EXTRACTED DATA:
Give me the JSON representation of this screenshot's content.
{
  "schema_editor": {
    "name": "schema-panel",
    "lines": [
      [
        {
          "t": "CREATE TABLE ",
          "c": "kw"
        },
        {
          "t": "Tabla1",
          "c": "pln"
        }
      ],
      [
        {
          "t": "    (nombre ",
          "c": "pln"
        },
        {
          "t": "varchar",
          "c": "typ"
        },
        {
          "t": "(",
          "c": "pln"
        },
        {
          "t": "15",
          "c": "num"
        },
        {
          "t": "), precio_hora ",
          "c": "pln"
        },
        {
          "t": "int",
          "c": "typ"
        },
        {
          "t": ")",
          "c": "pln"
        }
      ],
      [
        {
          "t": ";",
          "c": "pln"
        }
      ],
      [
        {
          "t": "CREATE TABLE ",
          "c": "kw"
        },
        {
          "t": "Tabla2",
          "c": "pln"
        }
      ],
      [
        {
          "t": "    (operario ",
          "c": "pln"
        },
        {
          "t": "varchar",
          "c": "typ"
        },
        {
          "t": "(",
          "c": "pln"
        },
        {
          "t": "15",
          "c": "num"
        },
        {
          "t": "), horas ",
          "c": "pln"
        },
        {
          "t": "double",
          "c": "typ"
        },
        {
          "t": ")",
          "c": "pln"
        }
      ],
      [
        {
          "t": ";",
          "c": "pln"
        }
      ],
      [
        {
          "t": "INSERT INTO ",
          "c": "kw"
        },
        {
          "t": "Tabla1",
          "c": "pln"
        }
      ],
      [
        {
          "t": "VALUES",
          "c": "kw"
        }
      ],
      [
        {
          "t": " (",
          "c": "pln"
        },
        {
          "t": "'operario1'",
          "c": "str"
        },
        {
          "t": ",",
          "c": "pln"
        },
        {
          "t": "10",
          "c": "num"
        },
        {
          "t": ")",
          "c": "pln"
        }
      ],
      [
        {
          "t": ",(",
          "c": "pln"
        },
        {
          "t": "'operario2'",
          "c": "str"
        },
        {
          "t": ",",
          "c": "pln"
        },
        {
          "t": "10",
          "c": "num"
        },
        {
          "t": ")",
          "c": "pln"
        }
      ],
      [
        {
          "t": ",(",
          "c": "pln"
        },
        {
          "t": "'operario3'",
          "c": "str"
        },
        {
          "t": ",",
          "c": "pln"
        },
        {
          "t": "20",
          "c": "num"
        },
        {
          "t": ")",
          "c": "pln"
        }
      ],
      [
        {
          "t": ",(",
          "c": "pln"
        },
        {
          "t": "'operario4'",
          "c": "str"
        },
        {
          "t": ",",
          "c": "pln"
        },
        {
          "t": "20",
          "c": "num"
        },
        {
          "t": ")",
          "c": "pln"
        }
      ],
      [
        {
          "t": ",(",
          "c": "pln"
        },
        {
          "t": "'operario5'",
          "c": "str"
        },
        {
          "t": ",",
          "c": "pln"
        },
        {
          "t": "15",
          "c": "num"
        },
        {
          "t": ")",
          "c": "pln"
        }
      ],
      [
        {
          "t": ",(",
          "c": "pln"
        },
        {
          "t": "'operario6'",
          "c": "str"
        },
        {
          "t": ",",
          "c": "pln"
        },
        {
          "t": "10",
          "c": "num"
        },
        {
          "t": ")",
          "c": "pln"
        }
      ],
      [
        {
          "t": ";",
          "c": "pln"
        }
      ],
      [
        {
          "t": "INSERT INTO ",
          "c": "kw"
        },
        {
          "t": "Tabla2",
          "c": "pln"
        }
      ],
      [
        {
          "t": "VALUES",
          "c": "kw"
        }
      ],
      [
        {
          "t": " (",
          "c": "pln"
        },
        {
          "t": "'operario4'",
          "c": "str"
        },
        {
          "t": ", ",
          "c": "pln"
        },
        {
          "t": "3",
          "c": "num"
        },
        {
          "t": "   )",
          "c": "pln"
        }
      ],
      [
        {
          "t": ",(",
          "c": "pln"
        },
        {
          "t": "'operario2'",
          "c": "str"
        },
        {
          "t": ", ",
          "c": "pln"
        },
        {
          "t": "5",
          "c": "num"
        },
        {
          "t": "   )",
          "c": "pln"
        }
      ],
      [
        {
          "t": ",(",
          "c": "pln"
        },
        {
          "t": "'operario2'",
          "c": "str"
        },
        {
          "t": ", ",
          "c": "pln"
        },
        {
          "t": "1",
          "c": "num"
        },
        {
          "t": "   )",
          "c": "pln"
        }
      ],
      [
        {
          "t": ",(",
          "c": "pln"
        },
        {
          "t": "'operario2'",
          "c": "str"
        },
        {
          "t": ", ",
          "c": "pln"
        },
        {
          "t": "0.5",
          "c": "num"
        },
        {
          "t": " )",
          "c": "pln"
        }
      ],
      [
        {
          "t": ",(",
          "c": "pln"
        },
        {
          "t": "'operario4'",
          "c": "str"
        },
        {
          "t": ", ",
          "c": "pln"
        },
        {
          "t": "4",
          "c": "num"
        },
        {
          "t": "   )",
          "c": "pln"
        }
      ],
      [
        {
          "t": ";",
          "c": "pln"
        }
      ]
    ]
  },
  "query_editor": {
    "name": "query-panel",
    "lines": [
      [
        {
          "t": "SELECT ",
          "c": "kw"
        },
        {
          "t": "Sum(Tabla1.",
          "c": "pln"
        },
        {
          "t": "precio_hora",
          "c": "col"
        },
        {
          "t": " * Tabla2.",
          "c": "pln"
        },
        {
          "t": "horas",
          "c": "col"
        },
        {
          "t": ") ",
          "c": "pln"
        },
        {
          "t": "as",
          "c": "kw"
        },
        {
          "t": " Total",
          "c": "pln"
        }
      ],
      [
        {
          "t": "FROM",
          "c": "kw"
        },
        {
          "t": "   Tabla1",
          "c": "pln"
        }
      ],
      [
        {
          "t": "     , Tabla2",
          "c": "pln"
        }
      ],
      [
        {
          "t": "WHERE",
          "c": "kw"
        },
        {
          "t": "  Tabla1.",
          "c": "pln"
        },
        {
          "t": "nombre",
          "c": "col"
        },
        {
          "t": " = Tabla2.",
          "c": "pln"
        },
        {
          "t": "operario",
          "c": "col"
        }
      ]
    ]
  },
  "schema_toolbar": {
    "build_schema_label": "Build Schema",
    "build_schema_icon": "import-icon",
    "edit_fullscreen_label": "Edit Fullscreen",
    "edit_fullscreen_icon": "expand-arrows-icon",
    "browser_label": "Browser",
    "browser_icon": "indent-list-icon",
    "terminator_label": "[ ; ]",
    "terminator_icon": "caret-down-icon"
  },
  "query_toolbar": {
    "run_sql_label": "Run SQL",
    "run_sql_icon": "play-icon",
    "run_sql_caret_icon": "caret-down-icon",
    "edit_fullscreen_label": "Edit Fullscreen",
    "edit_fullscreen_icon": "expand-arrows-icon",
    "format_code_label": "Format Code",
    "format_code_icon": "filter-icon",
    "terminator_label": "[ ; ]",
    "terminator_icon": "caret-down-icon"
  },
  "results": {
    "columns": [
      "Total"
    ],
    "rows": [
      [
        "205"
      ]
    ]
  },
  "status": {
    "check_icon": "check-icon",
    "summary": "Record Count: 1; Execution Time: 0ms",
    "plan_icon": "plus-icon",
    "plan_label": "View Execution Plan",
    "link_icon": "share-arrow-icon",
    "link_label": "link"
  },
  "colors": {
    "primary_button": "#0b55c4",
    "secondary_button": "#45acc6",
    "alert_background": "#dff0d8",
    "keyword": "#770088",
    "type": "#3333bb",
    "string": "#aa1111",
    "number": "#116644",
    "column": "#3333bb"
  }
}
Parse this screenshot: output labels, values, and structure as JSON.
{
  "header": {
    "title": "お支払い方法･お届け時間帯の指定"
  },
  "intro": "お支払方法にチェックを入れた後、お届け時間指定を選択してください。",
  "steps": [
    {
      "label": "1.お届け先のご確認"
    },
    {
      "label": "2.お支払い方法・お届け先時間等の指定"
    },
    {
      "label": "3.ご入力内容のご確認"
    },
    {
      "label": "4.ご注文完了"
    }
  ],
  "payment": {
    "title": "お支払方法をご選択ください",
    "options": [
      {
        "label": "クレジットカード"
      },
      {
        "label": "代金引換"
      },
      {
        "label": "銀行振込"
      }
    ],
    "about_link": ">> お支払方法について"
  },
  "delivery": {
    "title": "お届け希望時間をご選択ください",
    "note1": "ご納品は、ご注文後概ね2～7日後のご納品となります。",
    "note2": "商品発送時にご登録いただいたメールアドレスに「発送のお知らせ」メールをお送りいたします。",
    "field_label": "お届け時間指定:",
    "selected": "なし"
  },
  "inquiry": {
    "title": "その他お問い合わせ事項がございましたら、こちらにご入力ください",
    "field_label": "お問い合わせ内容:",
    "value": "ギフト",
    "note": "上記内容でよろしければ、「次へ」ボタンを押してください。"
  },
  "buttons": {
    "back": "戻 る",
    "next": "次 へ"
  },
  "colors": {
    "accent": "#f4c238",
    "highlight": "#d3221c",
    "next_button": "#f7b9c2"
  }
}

* * *

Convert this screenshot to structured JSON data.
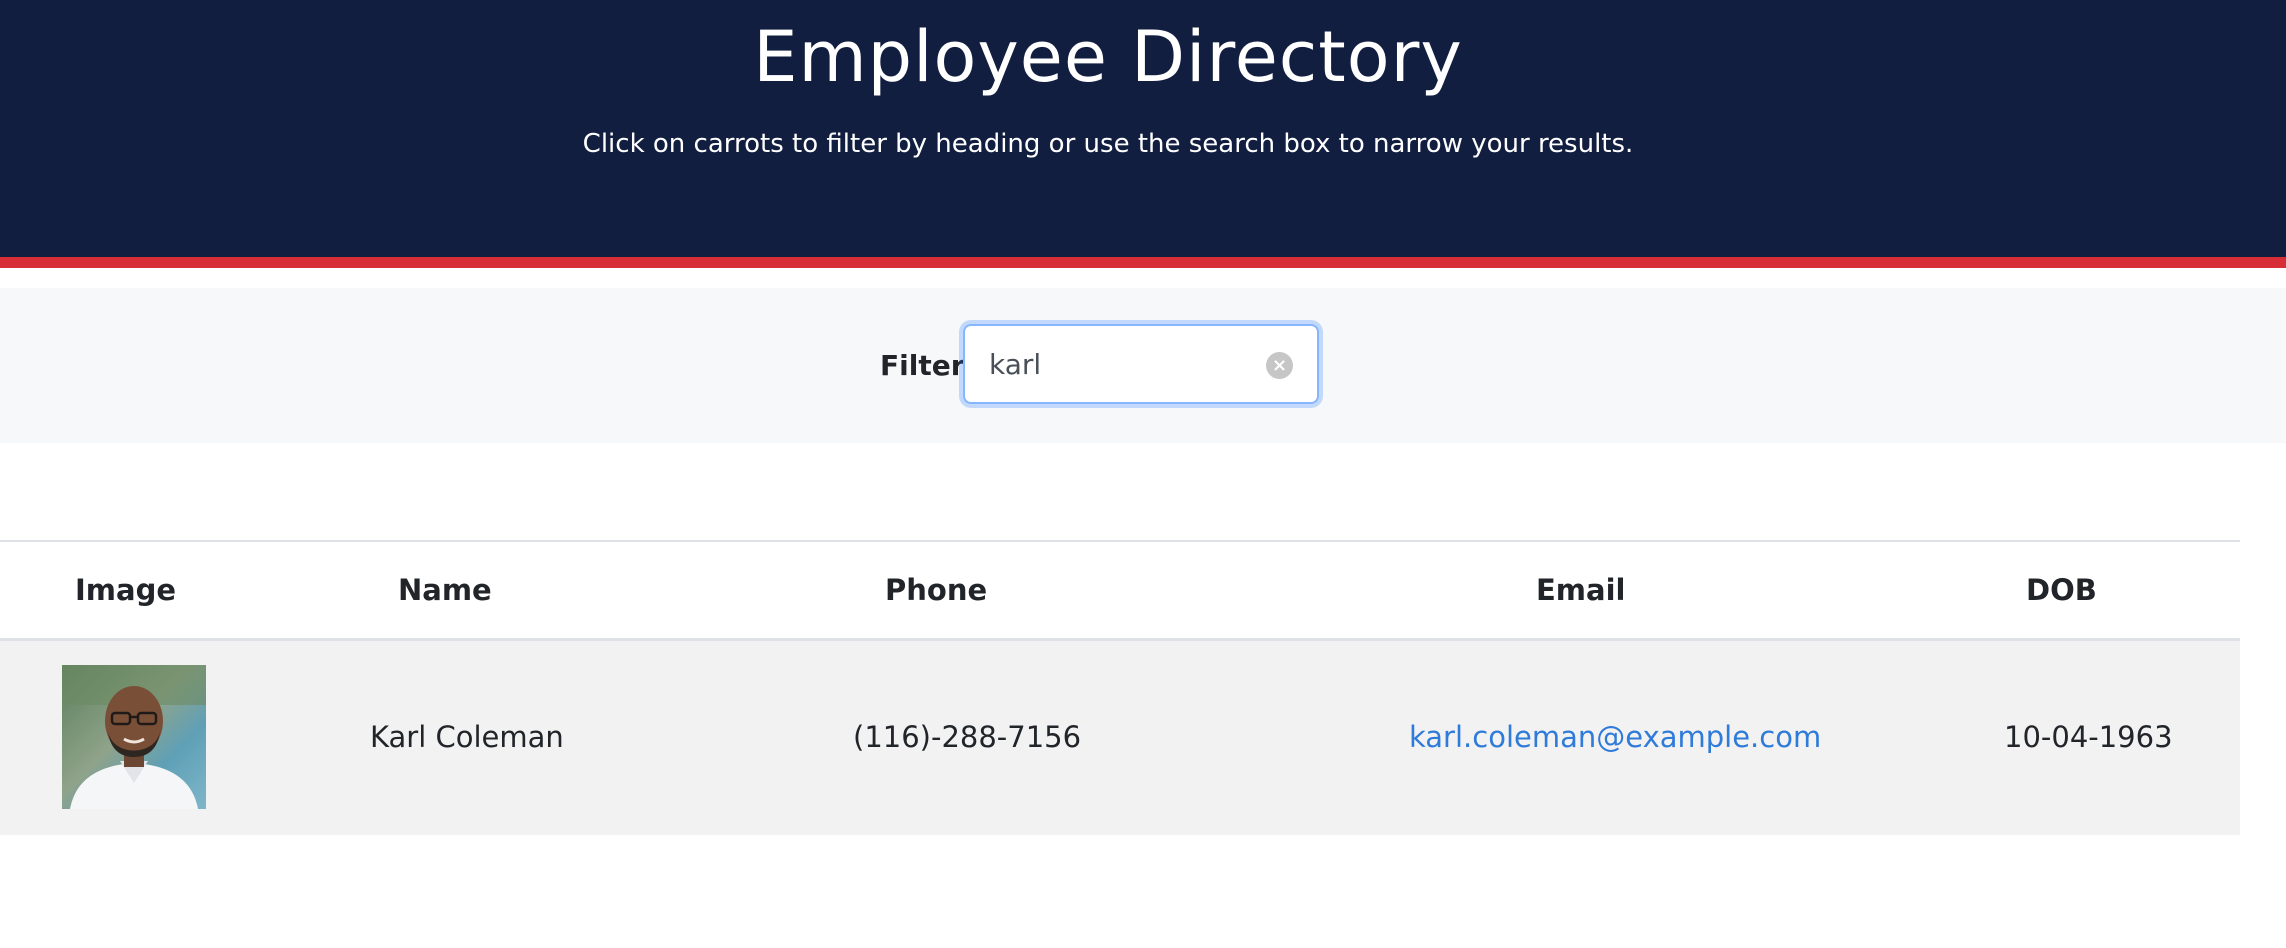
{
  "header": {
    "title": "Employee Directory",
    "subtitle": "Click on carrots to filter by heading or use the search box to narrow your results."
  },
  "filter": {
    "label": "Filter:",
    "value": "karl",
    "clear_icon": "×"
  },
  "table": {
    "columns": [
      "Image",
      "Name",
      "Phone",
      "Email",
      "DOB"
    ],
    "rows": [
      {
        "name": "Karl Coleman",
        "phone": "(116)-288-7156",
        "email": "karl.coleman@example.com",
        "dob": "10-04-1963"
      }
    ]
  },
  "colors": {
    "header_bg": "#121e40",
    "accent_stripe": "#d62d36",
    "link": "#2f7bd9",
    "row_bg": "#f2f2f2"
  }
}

==

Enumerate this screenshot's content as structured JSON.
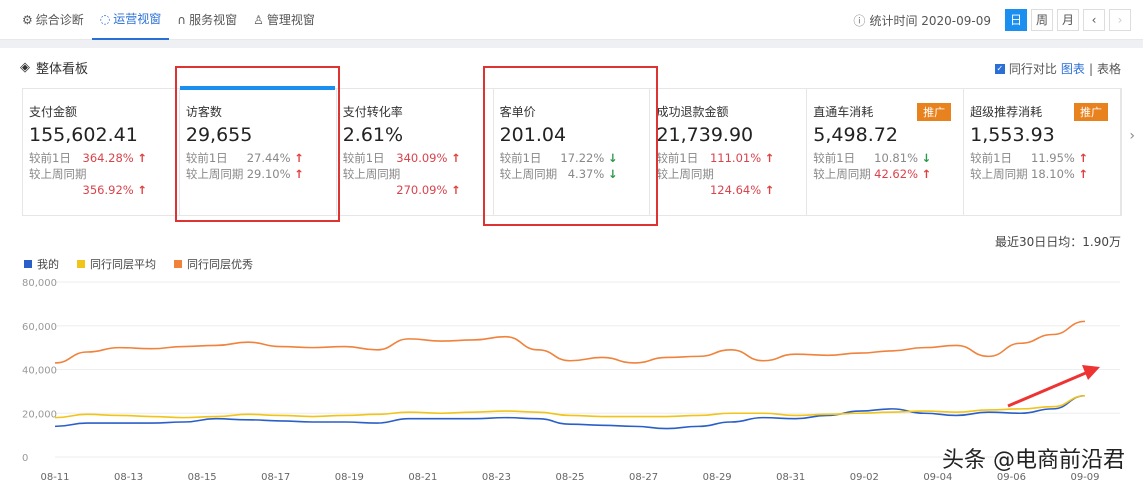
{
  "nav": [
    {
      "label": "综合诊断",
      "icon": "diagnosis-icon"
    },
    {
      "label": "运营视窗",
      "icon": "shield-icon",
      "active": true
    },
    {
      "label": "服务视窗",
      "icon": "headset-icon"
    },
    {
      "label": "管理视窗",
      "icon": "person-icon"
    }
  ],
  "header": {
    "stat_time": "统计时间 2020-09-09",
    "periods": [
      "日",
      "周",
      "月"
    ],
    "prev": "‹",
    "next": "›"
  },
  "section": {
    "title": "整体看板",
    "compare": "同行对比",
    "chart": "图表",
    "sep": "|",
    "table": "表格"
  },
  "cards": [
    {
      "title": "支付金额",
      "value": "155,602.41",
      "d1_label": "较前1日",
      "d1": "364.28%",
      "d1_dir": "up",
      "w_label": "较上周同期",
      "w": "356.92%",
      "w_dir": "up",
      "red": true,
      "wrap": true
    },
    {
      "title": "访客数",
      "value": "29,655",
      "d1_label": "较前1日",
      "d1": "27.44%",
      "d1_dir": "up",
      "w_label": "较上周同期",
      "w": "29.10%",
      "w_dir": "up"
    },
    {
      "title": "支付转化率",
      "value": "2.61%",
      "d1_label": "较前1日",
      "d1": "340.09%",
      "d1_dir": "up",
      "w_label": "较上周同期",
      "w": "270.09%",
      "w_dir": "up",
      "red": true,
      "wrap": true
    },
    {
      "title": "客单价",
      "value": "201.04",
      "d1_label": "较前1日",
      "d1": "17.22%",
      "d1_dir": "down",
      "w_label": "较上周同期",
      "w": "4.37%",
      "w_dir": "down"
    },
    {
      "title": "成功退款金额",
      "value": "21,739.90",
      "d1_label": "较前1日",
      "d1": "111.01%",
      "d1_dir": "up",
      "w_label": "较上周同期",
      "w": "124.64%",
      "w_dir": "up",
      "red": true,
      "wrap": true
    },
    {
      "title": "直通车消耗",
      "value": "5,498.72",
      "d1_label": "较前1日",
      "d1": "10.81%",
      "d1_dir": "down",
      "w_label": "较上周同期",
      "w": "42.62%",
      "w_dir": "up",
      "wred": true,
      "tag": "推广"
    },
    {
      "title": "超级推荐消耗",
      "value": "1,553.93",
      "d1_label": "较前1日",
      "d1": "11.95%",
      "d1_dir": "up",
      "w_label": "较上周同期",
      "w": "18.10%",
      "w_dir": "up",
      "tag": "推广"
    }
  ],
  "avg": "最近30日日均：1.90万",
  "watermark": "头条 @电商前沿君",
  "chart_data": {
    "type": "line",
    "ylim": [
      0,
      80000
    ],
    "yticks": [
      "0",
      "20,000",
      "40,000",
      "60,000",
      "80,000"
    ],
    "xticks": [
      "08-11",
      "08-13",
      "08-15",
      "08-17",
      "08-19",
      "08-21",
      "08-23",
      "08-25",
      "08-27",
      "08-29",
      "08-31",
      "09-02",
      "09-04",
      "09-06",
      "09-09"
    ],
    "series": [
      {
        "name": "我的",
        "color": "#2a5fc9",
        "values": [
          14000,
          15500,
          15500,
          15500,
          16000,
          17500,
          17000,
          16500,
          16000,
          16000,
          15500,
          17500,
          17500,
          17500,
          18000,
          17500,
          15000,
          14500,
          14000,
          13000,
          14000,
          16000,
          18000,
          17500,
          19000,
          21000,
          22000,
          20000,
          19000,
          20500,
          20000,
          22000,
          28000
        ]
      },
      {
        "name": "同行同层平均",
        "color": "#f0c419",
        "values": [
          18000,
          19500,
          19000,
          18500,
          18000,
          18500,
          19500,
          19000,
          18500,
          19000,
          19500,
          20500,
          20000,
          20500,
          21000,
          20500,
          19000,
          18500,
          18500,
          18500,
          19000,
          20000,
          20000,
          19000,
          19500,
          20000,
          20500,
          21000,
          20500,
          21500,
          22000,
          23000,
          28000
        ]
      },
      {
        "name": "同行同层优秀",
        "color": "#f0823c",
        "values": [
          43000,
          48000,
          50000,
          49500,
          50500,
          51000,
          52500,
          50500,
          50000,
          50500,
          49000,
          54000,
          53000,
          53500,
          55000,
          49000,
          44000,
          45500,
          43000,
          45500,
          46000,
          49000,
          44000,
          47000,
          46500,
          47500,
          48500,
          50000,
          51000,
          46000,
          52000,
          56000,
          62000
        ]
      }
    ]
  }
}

YOUR INSTRUCTIONS:
Pull out every line holding "Execution" from the records above, and copy it.

WORKED ANSWER:
    "summary": "Record Count: 1; Execution Time: 0ms",
    "plan_label": "View Execution Plan",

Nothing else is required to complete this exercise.